Rather, I'd like to focus on the various liquids' role in the narrative, so there will be spoilery talk beneath the cut, as well as some half-assed thematic wank, in all probability.
When you live in an apocalyptic desert, pretty much any liquid is going to be a point of contention. In MMFR, this was applied to everything from gasoline, nitrous (or nitromethane, or whatever Maguffin Juice featured in one of the later chase sequences), and oil as the lifeblood and nourishment for the vehicles that were every bit as central characters as the human actors, in addition to the more biological fluids of water, blood, and milk.
He who controls the spice, controls the universe, and Immortan Joe controlled most of the juice at the get-go; he had his posse of war rigs, his literal stable of women being milked to feed the war boys, and an iron fist on whatever pumping apparatus drew up the water for his citadel stronghold. His boys even had their own cadre of slaves fueling a brisk trade in good ol' hemoglobin juice to keep the decaying warboys topped off. IJ chides the literally unwashed masses for their nascent 'addiction' to water while fathering and shepherding a cadre of subservient, puling thugs who are literally blood addicts, but he's an entirely irredeemable shitcock, and calling him a hypocrite is like criticizing an earthquake for missing a downbeat.
Now, as to the question of where the fuck they got the blood typing kits, that's something I'm not equipped to answer.
I'd initially contemplated focusing exclusively on Max's pseudo-Jesus "this is my blood; eat me, fucko" depiction, what with being bound to a pole as the ugliest iteration of the Rolls Royce flying lady hood ornament as his blood provided ongoing, if not everlasting, life to Nux, to be revisited with Furiosa late in the game as a hail mary attempt for a resurrection (kinda), but that's both thin and facile and there's a lot more crossing of streams going on than just that.
The fact that Max washes other people's blood off, after doing a bit of the old ultra-violence to the Bullet Farmer and his boyz, with the milk from the tanker truck rather than water is something I'm still trying to unpack and unravel; on the one hand, that's going to smell fucking horrible in about eight hours and be sticky as fuck (refrigeration didn't seem to be something Furiosa's rig was equipped with, so, unless they're planning on surving on curds, whey, yogurt, and botulism... ghaaaaaa), so why not just use water? On another hand, it's an interesting blend of using what's at hand, honoring where it came from (a more pretentious interpretation than I'm giving here could probably gin up a case for baptism or other symbolic rebirth), and also not giving a shit, because he's still interested in survival first and niceties later.
Gasoline ("guzzoline") and water are obvious resources, though neither are in particularly tight supply for the principals, whether you want to draw parallels to contemporary society as commentary or let the movie's world exist in a soft vacuum. Maybe I'll delve into them when I'm not falling asleep at the keyboard.
+++
> **What you should do**: Print the commentary on liquids in MMFR, beginning at the words "The fact that" and ending after the words "and niceties later.".

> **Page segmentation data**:
+++
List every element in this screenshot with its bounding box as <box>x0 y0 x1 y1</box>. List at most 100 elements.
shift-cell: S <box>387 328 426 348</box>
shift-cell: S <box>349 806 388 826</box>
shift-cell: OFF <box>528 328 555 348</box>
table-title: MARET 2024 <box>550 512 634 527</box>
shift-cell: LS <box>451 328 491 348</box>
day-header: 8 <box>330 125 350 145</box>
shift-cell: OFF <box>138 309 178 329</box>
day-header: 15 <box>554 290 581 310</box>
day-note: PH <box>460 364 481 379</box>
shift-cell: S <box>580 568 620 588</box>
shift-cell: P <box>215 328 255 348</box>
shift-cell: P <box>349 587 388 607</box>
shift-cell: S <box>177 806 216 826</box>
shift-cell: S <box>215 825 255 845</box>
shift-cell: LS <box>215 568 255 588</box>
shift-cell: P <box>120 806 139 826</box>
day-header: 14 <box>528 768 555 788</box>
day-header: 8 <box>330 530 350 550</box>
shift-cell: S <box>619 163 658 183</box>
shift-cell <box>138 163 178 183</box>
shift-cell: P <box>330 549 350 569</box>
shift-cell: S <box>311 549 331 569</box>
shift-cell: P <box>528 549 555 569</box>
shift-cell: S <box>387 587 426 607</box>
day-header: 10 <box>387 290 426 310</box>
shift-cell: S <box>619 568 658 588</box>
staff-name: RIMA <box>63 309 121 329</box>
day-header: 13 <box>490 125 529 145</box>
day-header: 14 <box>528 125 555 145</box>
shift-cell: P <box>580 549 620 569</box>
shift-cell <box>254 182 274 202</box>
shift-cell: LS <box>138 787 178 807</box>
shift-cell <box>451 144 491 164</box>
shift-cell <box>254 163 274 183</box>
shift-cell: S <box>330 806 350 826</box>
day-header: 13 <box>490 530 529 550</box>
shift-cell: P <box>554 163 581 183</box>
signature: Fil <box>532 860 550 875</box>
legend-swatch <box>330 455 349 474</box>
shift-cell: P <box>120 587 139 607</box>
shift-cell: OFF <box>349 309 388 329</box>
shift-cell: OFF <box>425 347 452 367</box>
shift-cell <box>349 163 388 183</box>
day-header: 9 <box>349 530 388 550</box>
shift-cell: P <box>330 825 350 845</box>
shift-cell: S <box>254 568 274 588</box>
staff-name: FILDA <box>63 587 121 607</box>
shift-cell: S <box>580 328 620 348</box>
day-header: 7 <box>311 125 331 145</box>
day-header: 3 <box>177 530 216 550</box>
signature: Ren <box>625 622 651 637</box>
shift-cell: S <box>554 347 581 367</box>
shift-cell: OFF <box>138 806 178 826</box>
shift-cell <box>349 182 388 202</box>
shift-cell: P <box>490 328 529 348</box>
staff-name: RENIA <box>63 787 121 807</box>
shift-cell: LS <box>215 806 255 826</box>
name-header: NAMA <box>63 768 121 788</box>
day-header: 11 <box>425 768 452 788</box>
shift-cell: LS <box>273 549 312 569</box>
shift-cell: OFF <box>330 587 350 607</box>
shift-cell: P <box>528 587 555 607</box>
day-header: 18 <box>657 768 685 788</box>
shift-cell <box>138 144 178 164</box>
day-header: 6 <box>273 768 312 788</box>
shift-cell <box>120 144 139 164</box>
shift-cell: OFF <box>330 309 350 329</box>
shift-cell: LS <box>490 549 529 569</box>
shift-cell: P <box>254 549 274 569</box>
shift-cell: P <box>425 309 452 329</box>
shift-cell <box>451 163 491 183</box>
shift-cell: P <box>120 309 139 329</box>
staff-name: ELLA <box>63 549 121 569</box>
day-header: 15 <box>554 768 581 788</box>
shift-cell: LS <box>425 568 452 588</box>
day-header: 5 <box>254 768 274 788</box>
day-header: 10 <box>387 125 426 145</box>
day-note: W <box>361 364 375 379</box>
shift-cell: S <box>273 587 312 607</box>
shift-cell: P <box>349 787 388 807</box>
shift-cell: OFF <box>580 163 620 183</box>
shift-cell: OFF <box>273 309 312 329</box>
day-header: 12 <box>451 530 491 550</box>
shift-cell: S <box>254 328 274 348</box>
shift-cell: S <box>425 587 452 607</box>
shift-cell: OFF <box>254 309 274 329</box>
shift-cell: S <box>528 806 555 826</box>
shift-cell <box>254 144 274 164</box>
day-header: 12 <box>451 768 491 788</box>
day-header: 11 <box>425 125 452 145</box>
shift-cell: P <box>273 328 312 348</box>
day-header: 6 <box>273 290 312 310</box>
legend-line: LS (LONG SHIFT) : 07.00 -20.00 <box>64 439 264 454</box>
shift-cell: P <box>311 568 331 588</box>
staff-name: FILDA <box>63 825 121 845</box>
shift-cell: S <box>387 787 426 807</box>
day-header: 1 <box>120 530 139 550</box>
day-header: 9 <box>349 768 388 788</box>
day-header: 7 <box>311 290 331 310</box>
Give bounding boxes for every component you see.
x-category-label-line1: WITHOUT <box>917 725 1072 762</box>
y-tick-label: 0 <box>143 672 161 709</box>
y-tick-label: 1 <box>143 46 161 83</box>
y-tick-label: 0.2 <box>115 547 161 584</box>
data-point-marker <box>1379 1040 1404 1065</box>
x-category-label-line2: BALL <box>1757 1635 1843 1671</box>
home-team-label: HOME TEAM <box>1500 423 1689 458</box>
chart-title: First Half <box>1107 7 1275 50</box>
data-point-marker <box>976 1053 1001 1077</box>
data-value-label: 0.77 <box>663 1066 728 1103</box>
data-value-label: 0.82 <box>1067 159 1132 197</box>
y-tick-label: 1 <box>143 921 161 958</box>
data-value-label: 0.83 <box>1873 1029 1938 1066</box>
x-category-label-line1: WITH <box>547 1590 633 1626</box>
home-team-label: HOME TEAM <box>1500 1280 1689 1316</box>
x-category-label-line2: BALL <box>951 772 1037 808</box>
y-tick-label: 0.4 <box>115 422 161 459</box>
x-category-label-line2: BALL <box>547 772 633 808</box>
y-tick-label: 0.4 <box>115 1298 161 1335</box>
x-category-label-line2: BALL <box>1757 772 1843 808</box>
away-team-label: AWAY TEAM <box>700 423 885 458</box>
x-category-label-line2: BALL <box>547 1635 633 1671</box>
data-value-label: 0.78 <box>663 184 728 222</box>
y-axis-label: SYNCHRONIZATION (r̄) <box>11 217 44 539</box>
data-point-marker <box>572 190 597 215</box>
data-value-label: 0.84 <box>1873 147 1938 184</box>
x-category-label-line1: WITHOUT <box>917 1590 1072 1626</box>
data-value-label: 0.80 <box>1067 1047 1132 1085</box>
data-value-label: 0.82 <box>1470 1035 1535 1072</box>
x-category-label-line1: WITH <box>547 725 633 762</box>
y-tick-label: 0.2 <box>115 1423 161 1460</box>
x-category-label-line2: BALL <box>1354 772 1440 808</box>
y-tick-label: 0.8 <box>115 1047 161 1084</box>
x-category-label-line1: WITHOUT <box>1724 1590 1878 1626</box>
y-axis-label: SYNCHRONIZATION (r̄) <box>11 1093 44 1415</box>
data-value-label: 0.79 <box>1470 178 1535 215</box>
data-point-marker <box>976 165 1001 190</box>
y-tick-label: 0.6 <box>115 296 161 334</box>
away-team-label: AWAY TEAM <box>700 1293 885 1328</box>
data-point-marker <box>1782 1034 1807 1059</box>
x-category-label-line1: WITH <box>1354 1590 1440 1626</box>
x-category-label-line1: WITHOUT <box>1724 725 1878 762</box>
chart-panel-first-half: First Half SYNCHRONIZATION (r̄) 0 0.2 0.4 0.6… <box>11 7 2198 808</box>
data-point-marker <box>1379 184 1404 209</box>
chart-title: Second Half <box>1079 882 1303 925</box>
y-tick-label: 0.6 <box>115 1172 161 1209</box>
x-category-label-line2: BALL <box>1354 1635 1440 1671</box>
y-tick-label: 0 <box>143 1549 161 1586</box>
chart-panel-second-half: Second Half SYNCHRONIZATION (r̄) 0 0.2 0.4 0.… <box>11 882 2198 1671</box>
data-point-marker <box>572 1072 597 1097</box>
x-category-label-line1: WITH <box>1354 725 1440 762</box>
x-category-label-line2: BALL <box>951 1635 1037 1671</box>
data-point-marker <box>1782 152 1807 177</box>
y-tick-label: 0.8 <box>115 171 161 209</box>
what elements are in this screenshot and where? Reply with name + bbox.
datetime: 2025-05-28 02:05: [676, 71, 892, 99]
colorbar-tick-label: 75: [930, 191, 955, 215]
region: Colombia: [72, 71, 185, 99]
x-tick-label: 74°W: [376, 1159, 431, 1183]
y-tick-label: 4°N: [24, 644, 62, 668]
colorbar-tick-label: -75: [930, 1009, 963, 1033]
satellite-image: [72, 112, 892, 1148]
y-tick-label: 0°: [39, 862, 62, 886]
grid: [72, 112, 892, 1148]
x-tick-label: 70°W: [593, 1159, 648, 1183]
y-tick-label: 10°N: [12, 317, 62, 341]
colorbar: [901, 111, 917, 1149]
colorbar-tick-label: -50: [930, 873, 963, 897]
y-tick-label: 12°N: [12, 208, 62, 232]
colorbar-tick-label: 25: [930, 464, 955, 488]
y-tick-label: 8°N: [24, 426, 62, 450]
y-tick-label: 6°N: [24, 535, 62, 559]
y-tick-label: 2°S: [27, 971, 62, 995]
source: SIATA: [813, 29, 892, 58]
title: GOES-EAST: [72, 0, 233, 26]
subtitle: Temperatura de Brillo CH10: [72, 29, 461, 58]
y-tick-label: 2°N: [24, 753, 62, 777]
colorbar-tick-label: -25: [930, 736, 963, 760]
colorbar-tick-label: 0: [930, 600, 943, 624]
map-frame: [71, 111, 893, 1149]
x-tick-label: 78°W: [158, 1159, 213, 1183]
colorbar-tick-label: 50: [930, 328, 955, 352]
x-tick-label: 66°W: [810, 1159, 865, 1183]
+++
> **Task output**:
The fact that Max washes other people's blood off, after doing a bit of the old ultra-violence to the Bullet Farmer and his boyz, with the milk from the tanker truck rather than water is something I'm still trying to unpack and unravel; on the one hand, that's going to smell fucking horrible in about eight hours and be sticky as fuck (refrigeration didn't seem to be something Furiosa's rig was equipped with, so, unless they're planning on surving on curds, whey, yogurt, and botulism... ghaaaaaa), so why not just use water? On another hand, it's an interesting blend of using what's at hand, honoring where it came from (a more pretentious interpretation than I'm giving here could probably gin up a case for baptism or other symbolic rebirth), and also not giving a shit, because he's still interested in survival first and niceties later.